▸ **TASK DESCRIPTION**
Repeat all the records exactly, omitting pictures.

▸ **RECORD LIST**
-- -- --

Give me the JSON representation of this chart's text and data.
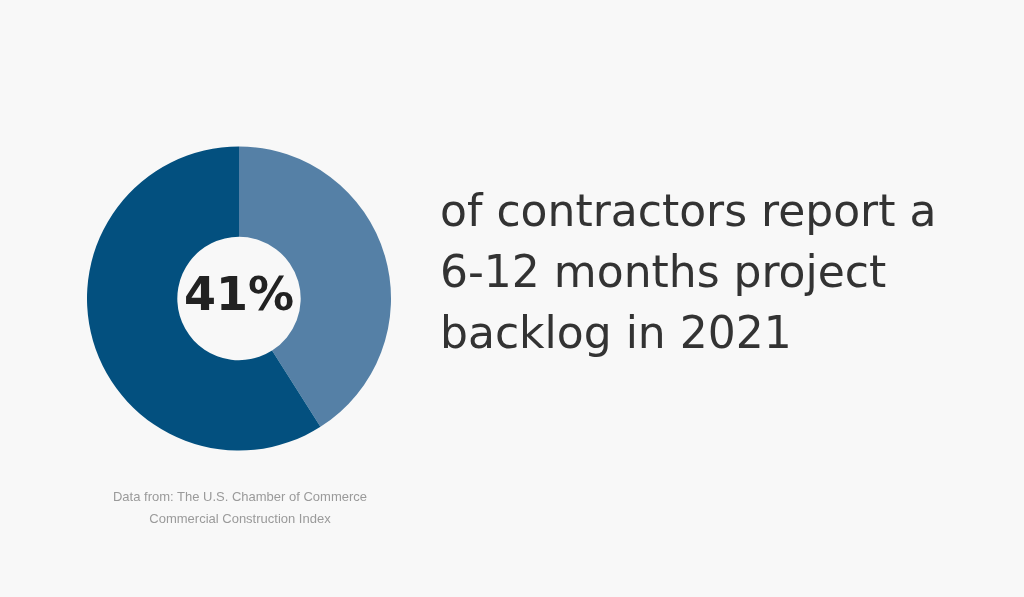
{
  "chart_data": {
    "type": "donut",
    "title": "of contractors report a 6-12 months project backlog in 2021",
    "categories": [
      null,
      null
    ],
    "values": [
      41,
      59
    ],
    "colors": [
      "#5580a6",
      "#03507f"
    ],
    "value_labels": [
      "41%",
      null
    ],
    "annotations": [
      "Data from: The U.S. Chamber of Commerce Commercial Construction Index"
    ],
    "legend": false
  }
}
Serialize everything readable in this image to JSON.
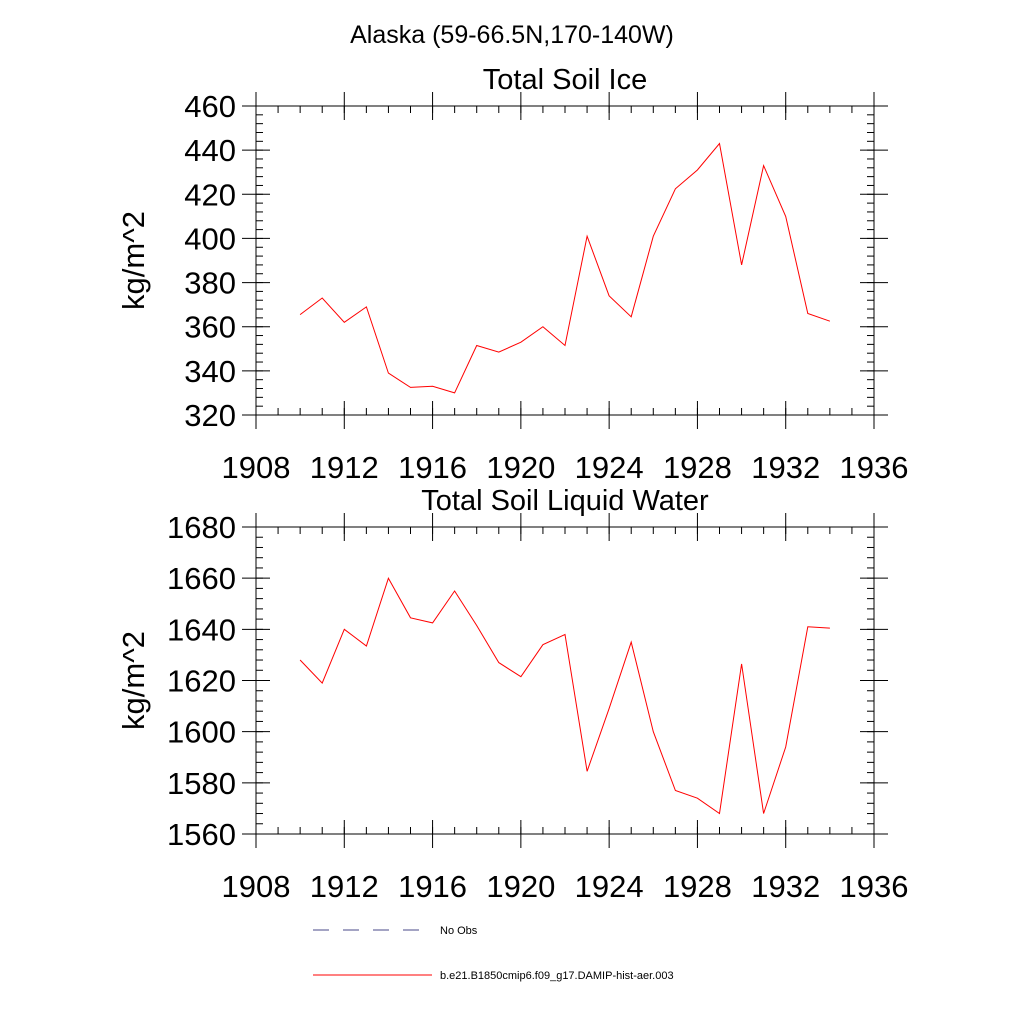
{
  "figure": {
    "title": "Alaska (59-66.5N,170-140W)"
  },
  "chart_data": [
    {
      "type": "line",
      "title": "Total Soil Ice",
      "xlabel": "",
      "ylabel": "kg/m^2",
      "xlim": [
        1908,
        1936
      ],
      "ylim": [
        320,
        460
      ],
      "xticks": [
        1908,
        1912,
        1916,
        1920,
        1924,
        1928,
        1932,
        1936
      ],
      "yticks": [
        320,
        340,
        360,
        380,
        400,
        420,
        440,
        460
      ],
      "grid": false,
      "series": [
        {
          "name": "b.e21.B1850cmip6.f09_g17.DAMIP-hist-aer.003",
          "color": "#ff0000",
          "x": [
            1910,
            1911,
            1912,
            1913,
            1914,
            1915,
            1916,
            1917,
            1918,
            1919,
            1920,
            1921,
            1922,
            1923,
            1924,
            1925,
            1926,
            1927,
            1928,
            1929,
            1930,
            1931,
            1932,
            1933,
            1934
          ],
          "y": [
            365.5,
            373,
            362,
            369,
            339,
            332.5,
            333,
            330,
            351.5,
            348.5,
            353,
            360,
            351.5,
            401,
            374,
            364.5,
            401,
            422.5,
            431,
            443,
            388,
            433,
            410,
            366,
            362.5
          ]
        }
      ]
    },
    {
      "type": "line",
      "title": "Total Soil Liquid Water",
      "xlabel": "",
      "ylabel": "kg/m^2",
      "xlim": [
        1908,
        1936
      ],
      "ylim": [
        1560,
        1680
      ],
      "xticks": [
        1908,
        1912,
        1916,
        1920,
        1924,
        1928,
        1932,
        1936
      ],
      "yticks": [
        1560,
        1580,
        1600,
        1620,
        1640,
        1660,
        1680
      ],
      "grid": false,
      "series": [
        {
          "name": "b.e21.B1850cmip6.f09_g17.DAMIP-hist-aer.003",
          "color": "#ff0000",
          "x": [
            1910,
            1911,
            1912,
            1913,
            1914,
            1915,
            1916,
            1917,
            1918,
            1919,
            1920,
            1921,
            1922,
            1923,
            1924,
            1925,
            1926,
            1927,
            1928,
            1929,
            1930,
            1931,
            1932,
            1933,
            1934
          ],
          "y": [
            1628,
            1619,
            1640,
            1633.5,
            1660,
            1644.5,
            1642.5,
            1655,
            1641.5,
            1627,
            1621.5,
            1634,
            1638,
            1584.5,
            1609,
            1635,
            1600,
            1577,
            1574,
            1568,
            1626.5,
            1568,
            1594,
            1641,
            1640.5
          ]
        }
      ]
    }
  ],
  "legend": {
    "placement": "bottom",
    "items": [
      {
        "label": "No Obs",
        "color": "#4a4a8a",
        "style": "dashed"
      },
      {
        "label": "b.e21.B1850cmip6.f09_g17.DAMIP-hist-aer.003",
        "color": "#ff0000",
        "style": "solid"
      }
    ]
  }
}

-- -- --

▸ **REPLY TO THE EXERCISE**
Give me the JSON representation of this chart's text and data.
{
  "chart_data": {
    "type": "donut",
    "title": "of contractors report a 6-12 months project backlog in 2021",
    "categories": [
      null,
      null
    ],
    "values": [
      41,
      59
    ],
    "colors": [
      "#5580a6",
      "#03507f"
    ],
    "value_labels": [
      "41%",
      null
    ],
    "annotations": [
      "Data from: The U.S. Chamber of Commerce Commercial Construction Index"
    ],
    "legend": false
  }
}
Serialize everything readable in this image to JSON.
{
  "figure": {
    "title": "Alaska (59-66.5N,170-140W)"
  },
  "chart_data": [
    {
      "type": "line",
      "title": "Total Soil Ice",
      "xlabel": "",
      "ylabel": "kg/m^2",
      "xlim": [
        1908,
        1936
      ],
      "ylim": [
        320,
        460
      ],
      "xticks": [
        1908,
        1912,
        1916,
        1920,
        1924,
        1928,
        1932,
        1936
      ],
      "yticks": [
        320,
        340,
        360,
        380,
        400,
        420,
        440,
        460
      ],
      "grid": false,
      "series": [
        {
          "name": "b.e21.B1850cmip6.f09_g17.DAMIP-hist-aer.003",
          "color": "#ff0000",
          "x": [
            1910,
            1911,
            1912,
            1913,
            1914,
            1915,
            1916,
            1917,
            1918,
            1919,
            1920,
            1921,
            1922,
            1923,
            1924,
            1925,
            1926,
            1927,
            1928,
            1929,
            1930,
            1931,
            1932,
            1933,
            1934
          ],
          "y": [
            365.5,
            373,
            362,
            369,
            339,
            332.5,
            333,
            330,
            351.5,
            348.5,
            353,
            360,
            351.5,
            401,
            374,
            364.5,
            401,
            422.5,
            431,
            443,
            388,
            433,
            410,
            366,
            362.5
          ]
        }
      ]
    },
    {
      "type": "line",
      "title": "Total Soil Liquid Water",
      "xlabel": "",
      "ylabel": "kg/m^2",
      "xlim": [
        1908,
        1936
      ],
      "ylim": [
        1560,
        1680
      ],
      "xticks": [
        1908,
        1912,
        1916,
        1920,
        1924,
        1928,
        1932,
        1936
      ],
      "yticks": [
        1560,
        1580,
        1600,
        1620,
        1640,
        1660,
        1680
      ],
      "grid": false,
      "series": [
        {
          "name": "b.e21.B1850cmip6.f09_g17.DAMIP-hist-aer.003",
          "color": "#ff0000",
          "x": [
            1910,
            1911,
            1912,
            1913,
            1914,
            1915,
            1916,
            1917,
            1918,
            1919,
            1920,
            1921,
            1922,
            1923,
            1924,
            1925,
            1926,
            1927,
            1928,
            1929,
            1930,
            1931,
            1932,
            1933,
            1934
          ],
          "y": [
            1628,
            1619,
            1640,
            1633.5,
            1660,
            1644.5,
            1642.5,
            1655,
            1641.5,
            1627,
            1621.5,
            1634,
            1638,
            1584.5,
            1609,
            1635,
            1600,
            1577,
            1574,
            1568,
            1626.5,
            1568,
            1594,
            1641,
            1640.5
          ]
        }
      ]
    }
  ],
  "legend": {
    "placement": "bottom",
    "items": [
      {
        "label": "No Obs",
        "color": "#4a4a8a",
        "style": "dashed"
      },
      {
        "label": "b.e21.B1850cmip6.f09_g17.DAMIP-hist-aer.003",
        "color": "#ff0000",
        "style": "solid"
      }
    ]
  }
}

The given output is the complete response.